* [EXERCISE DIRECTIONS]:
Nothing may be dropped or altered: reproduce all the data.

* [DATA LINES]:
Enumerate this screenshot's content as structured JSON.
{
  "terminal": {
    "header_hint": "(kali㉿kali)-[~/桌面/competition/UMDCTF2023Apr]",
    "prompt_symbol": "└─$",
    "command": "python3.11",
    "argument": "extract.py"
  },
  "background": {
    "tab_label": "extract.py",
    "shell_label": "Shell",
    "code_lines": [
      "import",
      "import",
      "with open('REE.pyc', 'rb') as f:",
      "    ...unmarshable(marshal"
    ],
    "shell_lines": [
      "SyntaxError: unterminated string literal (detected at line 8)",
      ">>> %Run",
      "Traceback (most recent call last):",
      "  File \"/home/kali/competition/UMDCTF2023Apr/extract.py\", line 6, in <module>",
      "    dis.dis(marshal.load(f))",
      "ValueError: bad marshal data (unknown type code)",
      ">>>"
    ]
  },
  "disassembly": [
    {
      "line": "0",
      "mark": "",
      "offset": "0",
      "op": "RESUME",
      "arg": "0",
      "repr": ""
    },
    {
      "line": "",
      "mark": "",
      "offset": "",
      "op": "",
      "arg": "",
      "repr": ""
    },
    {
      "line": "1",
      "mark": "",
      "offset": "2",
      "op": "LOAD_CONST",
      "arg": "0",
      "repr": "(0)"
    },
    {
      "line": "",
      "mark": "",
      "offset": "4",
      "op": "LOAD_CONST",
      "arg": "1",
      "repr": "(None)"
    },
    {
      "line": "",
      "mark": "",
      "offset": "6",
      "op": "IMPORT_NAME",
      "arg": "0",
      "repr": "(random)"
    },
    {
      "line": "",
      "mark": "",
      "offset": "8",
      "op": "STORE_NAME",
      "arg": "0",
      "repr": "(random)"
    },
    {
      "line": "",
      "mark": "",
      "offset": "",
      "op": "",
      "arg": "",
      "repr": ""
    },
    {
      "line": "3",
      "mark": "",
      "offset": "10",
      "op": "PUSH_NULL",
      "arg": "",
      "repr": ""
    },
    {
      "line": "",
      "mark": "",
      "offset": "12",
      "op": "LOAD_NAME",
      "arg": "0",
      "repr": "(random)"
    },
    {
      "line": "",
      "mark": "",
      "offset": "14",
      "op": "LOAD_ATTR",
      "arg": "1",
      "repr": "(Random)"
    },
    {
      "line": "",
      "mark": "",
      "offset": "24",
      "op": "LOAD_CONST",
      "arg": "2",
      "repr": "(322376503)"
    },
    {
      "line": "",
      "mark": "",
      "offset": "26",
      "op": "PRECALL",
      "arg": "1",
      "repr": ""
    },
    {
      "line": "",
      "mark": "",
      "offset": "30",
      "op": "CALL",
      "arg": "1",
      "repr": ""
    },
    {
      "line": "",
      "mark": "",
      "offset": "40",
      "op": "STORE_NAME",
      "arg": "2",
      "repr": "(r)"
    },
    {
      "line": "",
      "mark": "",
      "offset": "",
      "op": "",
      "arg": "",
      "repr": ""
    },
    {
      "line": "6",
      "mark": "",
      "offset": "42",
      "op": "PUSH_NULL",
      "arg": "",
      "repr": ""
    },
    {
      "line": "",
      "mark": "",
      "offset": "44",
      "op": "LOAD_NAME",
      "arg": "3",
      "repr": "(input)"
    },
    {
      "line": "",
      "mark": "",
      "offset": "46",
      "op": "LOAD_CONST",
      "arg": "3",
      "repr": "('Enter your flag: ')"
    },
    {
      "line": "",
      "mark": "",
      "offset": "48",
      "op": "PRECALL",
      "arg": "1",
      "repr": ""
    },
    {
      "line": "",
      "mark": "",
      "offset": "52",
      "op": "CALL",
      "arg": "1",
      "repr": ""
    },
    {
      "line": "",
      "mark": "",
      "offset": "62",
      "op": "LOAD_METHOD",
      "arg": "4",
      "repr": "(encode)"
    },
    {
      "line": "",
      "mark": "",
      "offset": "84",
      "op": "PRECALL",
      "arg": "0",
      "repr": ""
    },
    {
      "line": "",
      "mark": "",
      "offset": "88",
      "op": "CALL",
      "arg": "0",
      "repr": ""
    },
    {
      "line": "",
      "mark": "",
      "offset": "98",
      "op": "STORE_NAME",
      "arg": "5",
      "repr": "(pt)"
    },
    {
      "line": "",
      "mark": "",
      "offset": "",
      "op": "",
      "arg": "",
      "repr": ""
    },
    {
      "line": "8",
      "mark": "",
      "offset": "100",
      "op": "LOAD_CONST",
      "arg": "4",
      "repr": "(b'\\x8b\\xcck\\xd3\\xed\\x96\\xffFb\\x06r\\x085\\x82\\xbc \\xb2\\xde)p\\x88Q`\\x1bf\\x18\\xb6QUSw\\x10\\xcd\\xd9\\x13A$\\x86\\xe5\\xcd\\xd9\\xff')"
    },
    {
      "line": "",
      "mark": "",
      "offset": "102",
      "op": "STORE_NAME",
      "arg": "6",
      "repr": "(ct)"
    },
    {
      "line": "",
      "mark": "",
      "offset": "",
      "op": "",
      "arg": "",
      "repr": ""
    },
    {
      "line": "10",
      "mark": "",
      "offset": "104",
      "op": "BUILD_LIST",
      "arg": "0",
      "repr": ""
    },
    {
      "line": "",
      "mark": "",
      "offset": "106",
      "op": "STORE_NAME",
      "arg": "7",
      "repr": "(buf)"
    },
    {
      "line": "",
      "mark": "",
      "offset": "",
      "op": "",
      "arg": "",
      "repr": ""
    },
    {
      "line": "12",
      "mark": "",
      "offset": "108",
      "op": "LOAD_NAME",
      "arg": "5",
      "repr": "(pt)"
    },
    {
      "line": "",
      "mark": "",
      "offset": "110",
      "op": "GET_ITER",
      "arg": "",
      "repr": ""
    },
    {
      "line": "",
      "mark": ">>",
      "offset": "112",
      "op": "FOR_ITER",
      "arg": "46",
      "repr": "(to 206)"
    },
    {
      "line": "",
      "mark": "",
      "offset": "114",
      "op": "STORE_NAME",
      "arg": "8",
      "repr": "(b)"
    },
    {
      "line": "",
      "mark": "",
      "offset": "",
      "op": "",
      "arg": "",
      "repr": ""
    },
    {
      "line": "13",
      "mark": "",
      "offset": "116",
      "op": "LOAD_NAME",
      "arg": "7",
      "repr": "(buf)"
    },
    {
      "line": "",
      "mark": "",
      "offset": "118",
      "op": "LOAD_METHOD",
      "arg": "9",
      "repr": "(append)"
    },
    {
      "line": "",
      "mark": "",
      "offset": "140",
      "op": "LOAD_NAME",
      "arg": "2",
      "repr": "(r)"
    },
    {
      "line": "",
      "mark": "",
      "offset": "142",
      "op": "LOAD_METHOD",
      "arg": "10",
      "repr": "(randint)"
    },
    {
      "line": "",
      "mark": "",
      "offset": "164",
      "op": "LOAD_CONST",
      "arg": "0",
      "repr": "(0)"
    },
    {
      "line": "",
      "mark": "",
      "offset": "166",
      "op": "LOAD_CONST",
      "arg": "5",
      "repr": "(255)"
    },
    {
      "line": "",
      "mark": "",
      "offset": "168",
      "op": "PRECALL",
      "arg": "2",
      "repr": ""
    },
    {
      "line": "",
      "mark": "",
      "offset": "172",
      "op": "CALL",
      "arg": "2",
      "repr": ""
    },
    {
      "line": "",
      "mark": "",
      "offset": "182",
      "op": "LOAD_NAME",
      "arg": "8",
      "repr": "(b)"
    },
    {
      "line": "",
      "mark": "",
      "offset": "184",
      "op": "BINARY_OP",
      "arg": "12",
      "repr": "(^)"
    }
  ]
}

* [FINISHED ANSWER]:
Enumerate this screenshot's content as structured JSON.
{
  "terminal": {
    "header_hint": "(kali㉿kali)-[~/桌面/competition/UMDCTF2023Apr]",
    "prompt_symbol": "└─$",
    "command": "python3.11",
    "argument": "extract.py"
  },
  "background": {
    "tab_label": "extract.py",
    "shell_label": "Shell",
    "code_lines": [
      "import",
      "import",
      "with open('REE.pyc', 'rb') as f:",
      "    ...unmarshable(marshal"
    ],
    "shell_lines": [
      "SyntaxError: unterminated string literal (detected at line 8)",
      ">>> %Run",
      "Traceback (most recent call last):",
      "  File \"/home/kali/competition/UMDCTF2023Apr/extract.py\", line 6, in <module>",
      "    dis.dis(marshal.load(f))",
      "ValueError: bad marshal data (unknown type code)",
      ">>>"
    ]
  },
  "disassembly": [
    {
      "line": "0",
      "mark": "",
      "offset": "0",
      "op": "RESUME",
      "arg": "0",
      "repr": ""
    },
    {
      "line": "",
      "mark": "",
      "offset": "",
      "op": "",
      "arg": "",
      "repr": ""
    },
    {
      "line": "1",
      "mark": "",
      "offset": "2",
      "op": "LOAD_CONST",
      "arg": "0",
      "repr": "(0)"
    },
    {
      "line": "",
      "mark": "",
      "offset": "4",
      "op": "LOAD_CONST",
      "arg": "1",
      "repr": "(None)"
    },
    {
      "line": "",
      "mark": "",
      "offset": "6",
      "op": "IMPORT_NAME",
      "arg": "0",
      "repr": "(random)"
    },
    {
      "line": "",
      "mark": "",
      "offset": "8",
      "op": "STORE_NAME",
      "arg": "0",
      "repr": "(random)"
    },
    {
      "line": "",
      "mark": "",
      "offset": "",
      "op": "",
      "arg": "",
      "repr": ""
    },
    {
      "line": "3",
      "mark": "",
      "offset": "10",
      "op": "PUSH_NULL",
      "arg": "",
      "repr": ""
    },
    {
      "line": "",
      "mark": "",
      "offset": "12",
      "op": "LOAD_NAME",
      "arg": "0",
      "repr": "(random)"
    },
    {
      "line": "",
      "mark": "",
      "offset": "14",
      "op": "LOAD_ATTR",
      "arg": "1",
      "repr": "(Random)"
    },
    {
      "line": "",
      "mark": "",
      "offset": "24",
      "op": "LOAD_CONST",
      "arg": "2",
      "repr": "(322376503)"
    },
    {
      "line": "",
      "mark": "",
      "offset": "26",
      "op": "PRECALL",
      "arg": "1",
      "repr": ""
    },
    {
      "line": "",
      "mark": "",
      "offset": "30",
      "op": "CALL",
      "arg": "1",
      "repr": ""
    },
    {
      "line": "",
      "mark": "",
      "offset": "40",
      "op": "STORE_NAME",
      "arg": "2",
      "repr": "(r)"
    },
    {
      "line": "",
      "mark": "",
      "offset": "",
      "op": "",
      "arg": "",
      "repr": ""
    },
    {
      "line": "6",
      "mark": "",
      "offset": "42",
      "op": "PUSH_NULL",
      "arg": "",
      "repr": ""
    },
    {
      "line": "",
      "mark": "",
      "offset": "44",
      "op": "LOAD_NAME",
      "arg": "3",
      "repr": "(input)"
    },
    {
      "line": "",
      "mark": "",
      "offset": "46",
      "op": "LOAD_CONST",
      "arg": "3",
      "repr": "('Enter your flag: ')"
    },
    {
      "line": "",
      "mark": "",
      "offset": "48",
      "op": "PRECALL",
      "arg": "1",
      "repr": ""
    },
    {
      "line": "",
      "mark": "",
      "offset": "52",
      "op": "CALL",
      "arg": "1",
      "repr": ""
    },
    {
      "line": "",
      "mark": "",
      "offset": "62",
      "op": "LOAD_METHOD",
      "arg": "4",
      "repr": "(encode)"
    },
    {
      "line": "",
      "mark": "",
      "offset": "84",
      "op": "PRECALL",
      "arg": "0",
      "repr": ""
    },
    {
      "line": "",
      "mark": "",
      "offset": "88",
      "op": "CALL",
      "arg": "0",
      "repr": ""
    },
    {
      "line": "",
      "mark": "",
      "offset": "98",
      "op": "STORE_NAME",
      "arg": "5",
      "repr": "(pt)"
    },
    {
      "line": "",
      "mark": "",
      "offset": "",
      "op": "",
      "arg": "",
      "repr": ""
    },
    {
      "line": "8",
      "mark": "",
      "offset": "100",
      "op": "LOAD_CONST",
      "arg": "4",
      "repr": "(b'\\x8b\\xcck\\xd3\\xed\\x96\\xffFb\\x06r\\x085\\x82\\xbc \\xb2\\xde)p\\x88Q`\\x1bf\\x18\\xb6QUSw\\x10\\xcd\\xd9\\x13A$\\x86\\xe5\\xcd\\xd9\\xff')"
    },
    {
      "line": "",
      "mark": "",
      "offset": "102",
      "op": "STORE_NAME",
      "arg": "6",
      "repr": "(ct)"
    },
    {
      "line": "",
      "mark": "",
      "offset": "",
      "op": "",
      "arg": "",
      "repr": ""
    },
    {
      "line": "10",
      "mark": "",
      "offset": "104",
      "op": "BUILD_LIST",
      "arg": "0",
      "repr": ""
    },
    {
      "line": "",
      "mark": "",
      "offset": "106",
      "op": "STORE_NAME",
      "arg": "7",
      "repr": "(buf)"
    },
    {
      "line": "",
      "mark": "",
      "offset": "",
      "op": "",
      "arg": "",
      "repr": ""
    },
    {
      "line": "12",
      "mark": "",
      "offset": "108",
      "op": "LOAD_NAME",
      "arg": "5",
      "repr": "(pt)"
    },
    {
      "line": "",
      "mark": "",
      "offset": "110",
      "op": "GET_ITER",
      "arg": "",
      "repr": ""
    },
    {
      "line": "",
      "mark": ">>",
      "offset": "112",
      "op": "FOR_ITER",
      "arg": "46",
      "repr": "(to 206)"
    },
    {
      "line": "",
      "mark": "",
      "offset": "114",
      "op": "STORE_NAME",
      "arg": "8",
      "repr": "(b)"
    },
    {
      "line": "",
      "mark": "",
      "offset": "",
      "op": "",
      "arg": "",
      "repr": ""
    },
    {
      "line": "13",
      "mark": "",
      "offset": "116",
      "op": "LOAD_NAME",
      "arg": "7",
      "repr": "(buf)"
    },
    {
      "line": "",
      "mark": "",
      "offset": "118",
      "op": "LOAD_METHOD",
      "arg": "9",
      "repr": "(append)"
    },
    {
      "line": "",
      "mark": "",
      "offset": "140",
      "op": "LOAD_NAME",
      "arg": "2",
      "repr": "(r)"
    },
    {
      "line": "",
      "mark": "",
      "offset": "142",
      "op": "LOAD_METHOD",
      "arg": "10",
      "repr": "(randint)"
    },
    {
      "line": "",
      "mark": "",
      "offset": "164",
      "op": "LOAD_CONST",
      "arg": "0",
      "repr": "(0)"
    },
    {
      "line": "",
      "mark": "",
      "offset": "166",
      "op": "LOAD_CONST",
      "arg": "5",
      "repr": "(255)"
    },
    {
      "line": "",
      "mark": "",
      "offset": "168",
      "op": "PRECALL",
      "arg": "2",
      "repr": ""
    },
    {
      "line": "",
      "mark": "",
      "offset": "172",
      "op": "CALL",
      "arg": "2",
      "repr": ""
    },
    {
      "line": "",
      "mark": "",
      "offset": "182",
      "op": "LOAD_NAME",
      "arg": "8",
      "repr": "(b)"
    },
    {
      "line": "",
      "mark": "",
      "offset": "184",
      "op": "BINARY_OP",
      "arg": "12",
      "repr": "(^)"
    }
  ]
}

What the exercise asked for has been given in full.